SOURCE INFORMATION Start Marker
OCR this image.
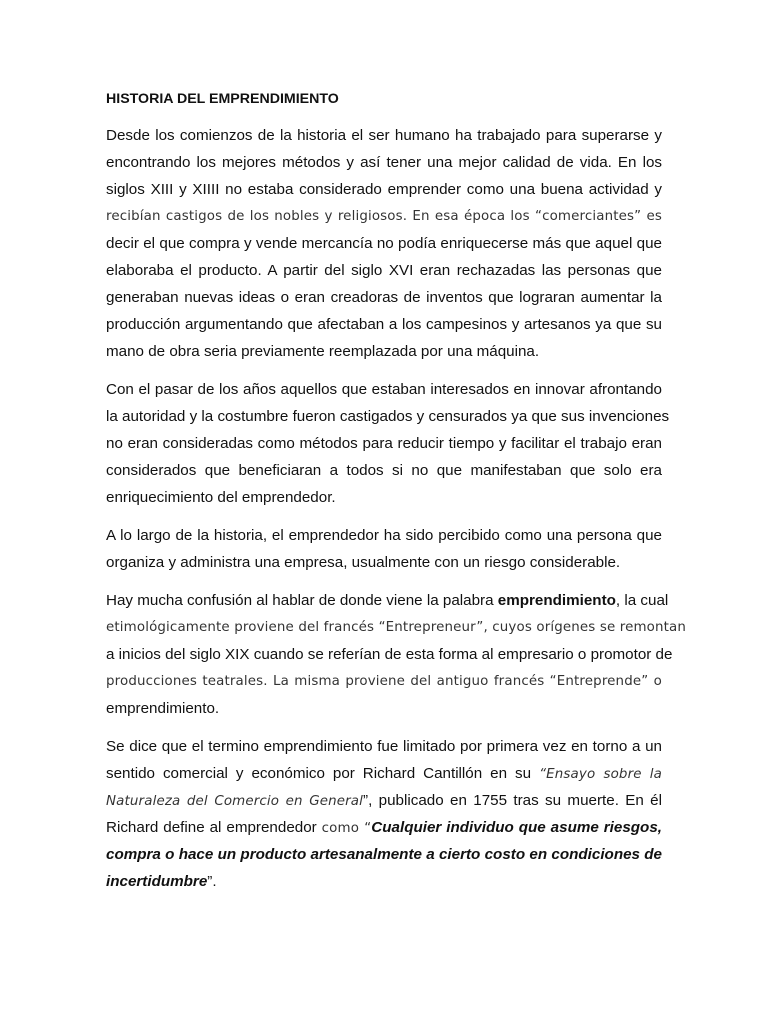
HISTORIA DEL EMPRENDIMIENTO
Desde los comienzos de la historia el ser humano ha trabajado para superarse y
encontrando los mejores métodos y así tener una mejor calidad de vida. En los
siglos XIII y XIIII no estaba considerado emprender como una buena actividad y
recibían castigos de los nobles y religiosos. En esa época los “comerciantes” es
decir el que compra y vende mercancía no podía enriquecerse más que aquel que
elaboraba el producto. A partir del siglo XVI eran rechazadas las personas que
generaban nuevas ideas o eran creadoras de inventos que lograran aumentar la
producción argumentando que afectaban a los campesinos y artesanos ya que su
mano de obra seria previamente reemplazada por una máquina.
Con el pasar de los años aquellos que estaban interesados en innovar afrontando
la autoridad y la costumbre fueron castigados y censurados ya que sus invenciones
no eran consideradas como métodos para reducir tiempo y facilitar el trabajo eran
considerados que beneficiaran a todos si no que manifestaban que solo era
enriquecimiento del emprendedor.
A lo largo de la historia, el emprendedor ha sido percibido como una persona que
organiza y administra una empresa, usualmente con un riesgo considerable.
Hay mucha confusión al hablar de donde viene la palabra emprendimiento, la cual
etimológicamente proviene del francés “Entrepreneur”, cuyos orígenes se remontan
a inicios del siglo XIX cuando se referían de esta forma al empresario o promotor de
producciones teatrales. La misma proviene del antiguo francés “Entreprende” o
emprendimiento.
Se dice que el termino emprendimiento fue limitado por primera vez en torno a un
sentido comercial y económico por Richard Cantillón en su “Ensayo sobre la
Naturaleza del Comercio en General”, publicado en 1755 tras su muerte. En él
Richard define al emprendedor como “Cualquier individuo que asume riesgos,
compra o hace un producto artesanalmente a cierto costo en condiciones de
incertidumbre”.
SOURCE INFORMATION End Marker
WHAT YOU WILL DO ▸
Only lines that hold the string "métodos" belong in the answer, so copy every one of them from the records.

RESULT BELOW ▸
encontrando los mejores métodos y así tener una mejor calidad de vida. En los
no eran consideradas como métodos para reducir tiempo y facilitar el trabajo eran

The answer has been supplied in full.